» Task prompt
Count every line below that contains "chevron", then state the total with no other output.

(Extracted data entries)
________________________________________

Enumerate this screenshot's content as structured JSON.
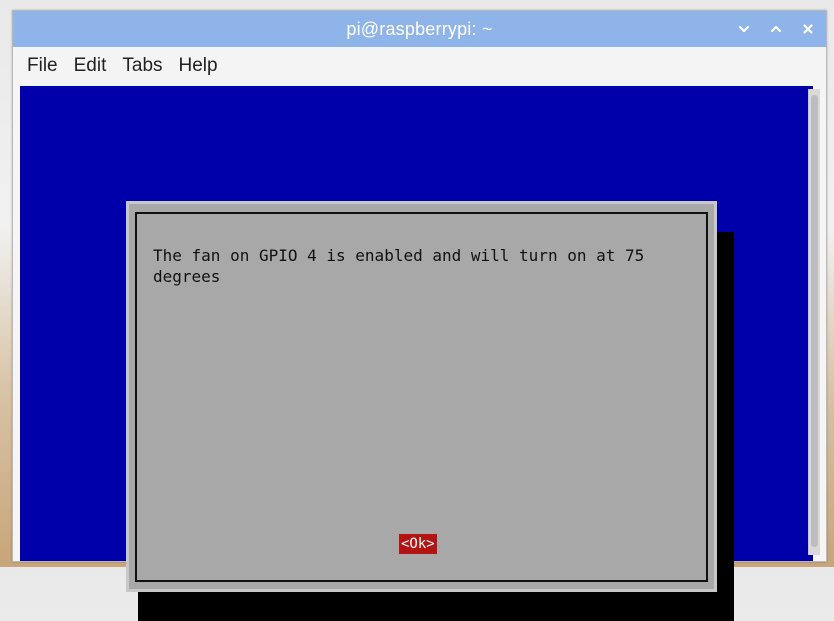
{
  "window": {
    "title": "pi@raspberrypi: ~"
  },
  "menubar": {
    "items": [
      {
        "label": "File"
      },
      {
        "label": "Edit"
      },
      {
        "label": "Tabs"
      },
      {
        "label": "Help"
      }
    ]
  },
  "dialog": {
    "message": "The fan on GPIO 4 is enabled and will turn on at 75\ndegrees",
    "ok_label": "<Ok>"
  },
  "icons": {
    "minimize": "chevron-down-icon",
    "maximize": "chevron-up-icon",
    "close": "close-icon"
  },
  "colors": {
    "titlebar": "#8fb4e9",
    "terminal_bg": "#0000aa",
    "dialog_bg": "#a8a8a8",
    "ok_bg": "#b21414"
  }
}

________________________________________

» Exercise solution
2